▶ _Task data_

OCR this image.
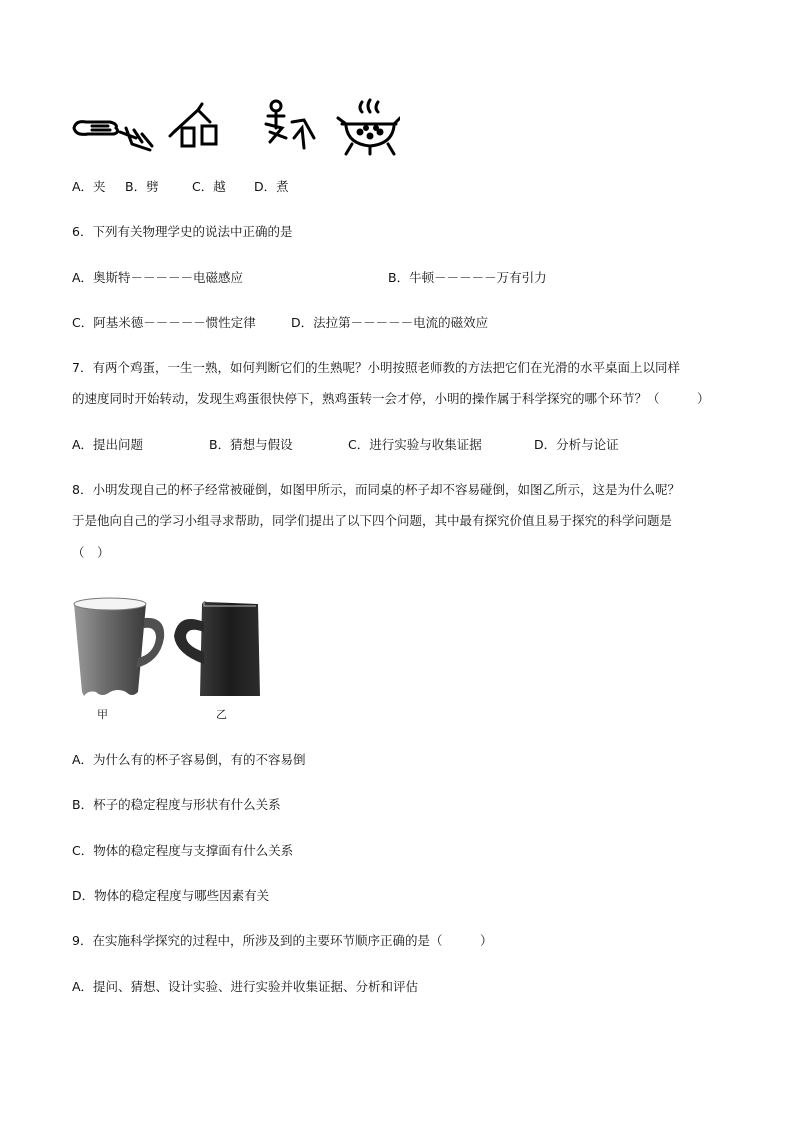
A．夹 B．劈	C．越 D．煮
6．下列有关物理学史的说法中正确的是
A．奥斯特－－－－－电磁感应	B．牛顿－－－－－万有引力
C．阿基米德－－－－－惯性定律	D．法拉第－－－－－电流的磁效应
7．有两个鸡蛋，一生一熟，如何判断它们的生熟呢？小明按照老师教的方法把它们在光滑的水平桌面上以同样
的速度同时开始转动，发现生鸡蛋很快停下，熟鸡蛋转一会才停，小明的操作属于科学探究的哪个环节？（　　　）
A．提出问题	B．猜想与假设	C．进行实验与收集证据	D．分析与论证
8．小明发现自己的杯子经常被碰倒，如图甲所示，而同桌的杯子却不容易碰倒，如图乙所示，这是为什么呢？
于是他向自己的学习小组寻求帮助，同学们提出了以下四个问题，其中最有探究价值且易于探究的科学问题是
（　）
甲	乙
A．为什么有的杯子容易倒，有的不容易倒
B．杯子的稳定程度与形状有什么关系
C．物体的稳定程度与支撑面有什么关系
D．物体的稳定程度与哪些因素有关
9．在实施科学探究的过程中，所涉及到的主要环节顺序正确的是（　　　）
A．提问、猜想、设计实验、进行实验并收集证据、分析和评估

▶ _Exercise description_
Take the records above and transcribe them exactly, dropping every picture.

▶ _Exercise solution_
OCR this image.
A．夹 B．劈	C．越 D．煮
6．下列有关物理学史的说法中正确的是
A．奥斯特－－－－－电磁感应	B．牛顿－－－－－万有引力
C．阿基米德－－－－－惯性定律	D．法拉第－－－－－电流的磁效应
7．有两个鸡蛋，一生一熟，如何判断它们的生熟呢？小明按照老师教的方法把它们在光滑的水平桌面上以同样
的速度同时开始转动，发现生鸡蛋很快停下，熟鸡蛋转一会才停，小明的操作属于科学探究的哪个环节？（　　　）
A．提出问题	B．猜想与假设	C．进行实验与收集证据	D．分析与论证
8．小明发现自己的杯子经常被碰倒，如图甲所示，而同桌的杯子却不容易碰倒，如图乙所示，这是为什么呢？
于是他向自己的学习小组寻求帮助，同学们提出了以下四个问题，其中最有探究价值且易于探究的科学问题是
（　）
甲	乙
A．为什么有的杯子容易倒，有的不容易倒
B．杯子的稳定程度与形状有什么关系
C．物体的稳定程度与支撑面有什么关系
D．物体的稳定程度与哪些因素有关
9．在实施科学探究的过程中，所涉及到的主要环节顺序正确的是（　　　）
A．提问、猜想、设计实验、进行实验并收集证据、分析和评估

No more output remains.